> **WHAT IS REQUIRED**:
The entries are to be returned exactly, with images left out.

> **SUPPLIED RECORDS**:
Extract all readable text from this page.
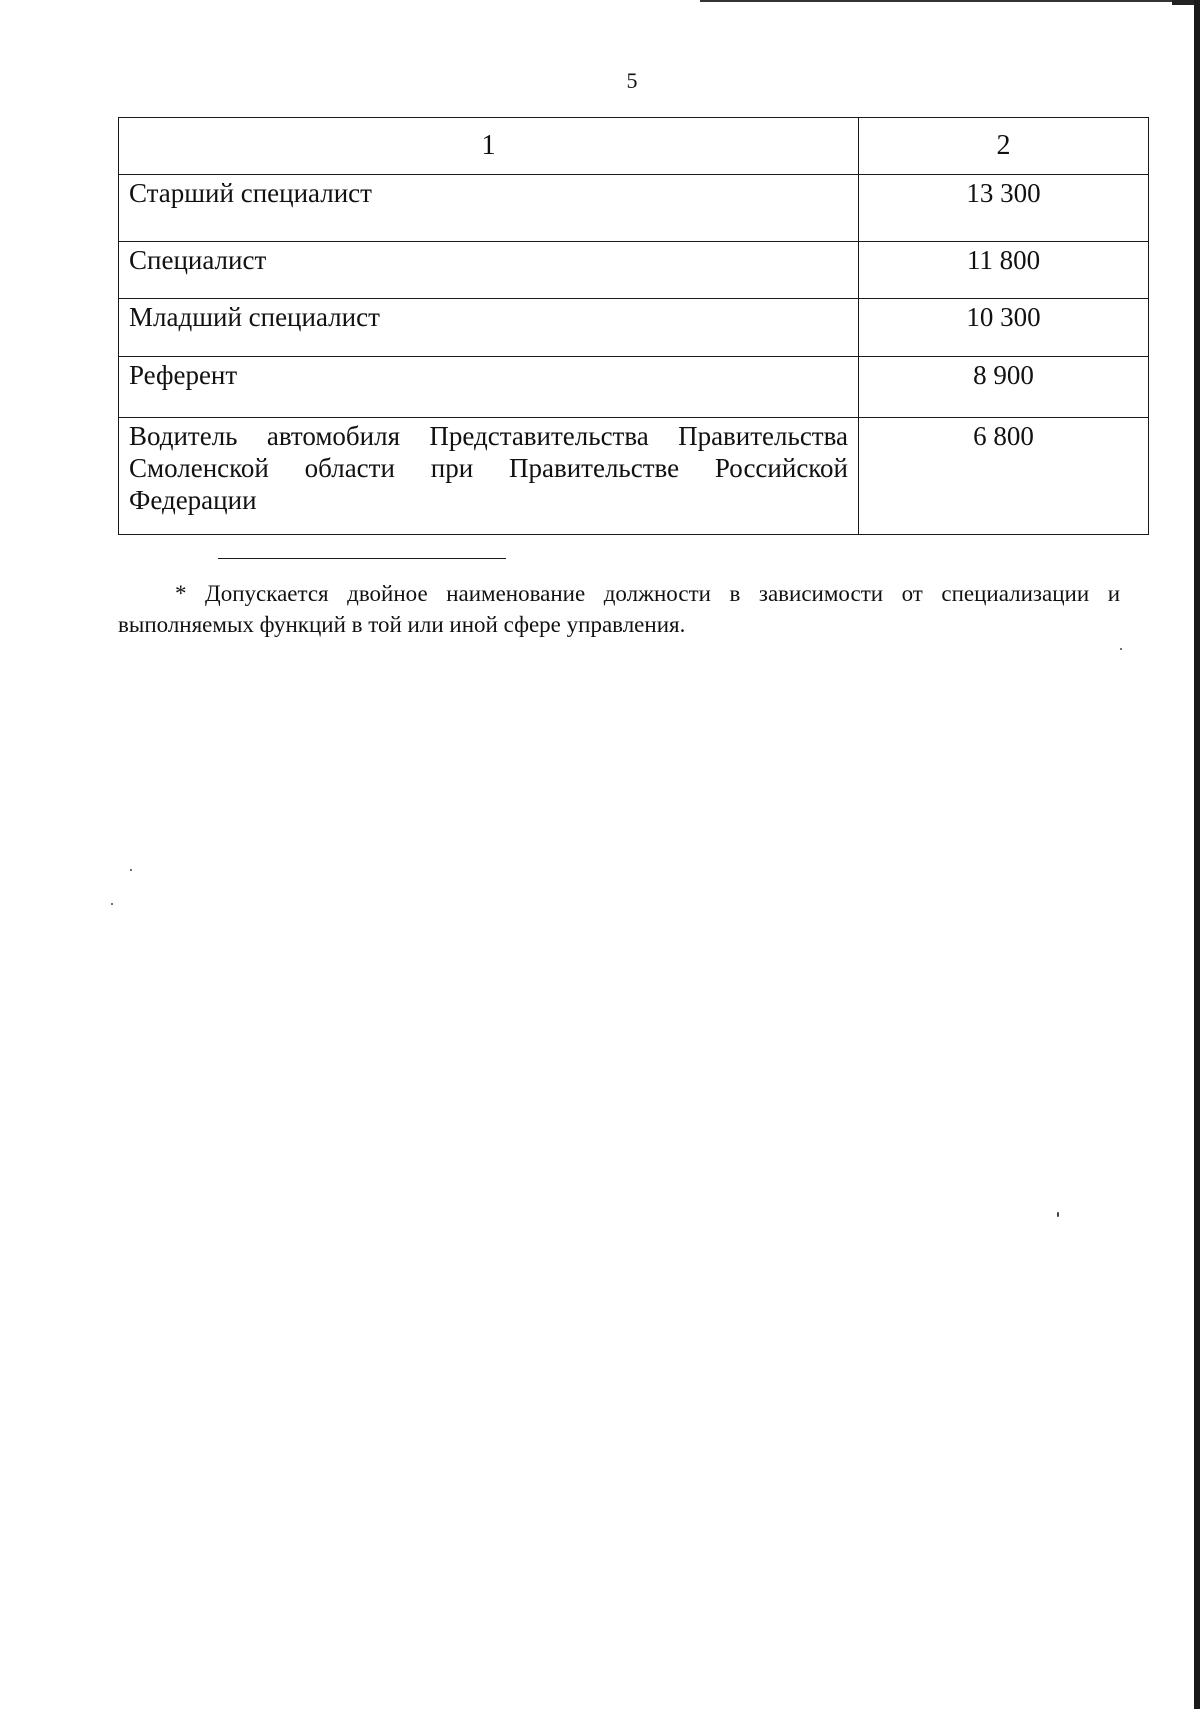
5
1	2
Старший специалист	13 300
Специалист	11 800
Младший специалист	10 300
Референт	8 900
Водитель автомобиля Представительства Правительства Смоленской области при Правительстве Российской Федерации	6 800
* Допускается двойное наименование должности в зависимости от специализации и выполняемых функций в той или иной сфере управления.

> **REPLY**:
Extract all readable text from this page.
5
1	2
Старший специалист	13 300
Специалист	11 800
Младший специалист	10 300
Референт	8 900
Водитель автомобиля Представительства Правительства Смоленской области при Правительстве Российской Федерации	6 800
* Допускается двойное наименование должности в зависимости от специализации и выполняемых функций в той или иной сфере управления.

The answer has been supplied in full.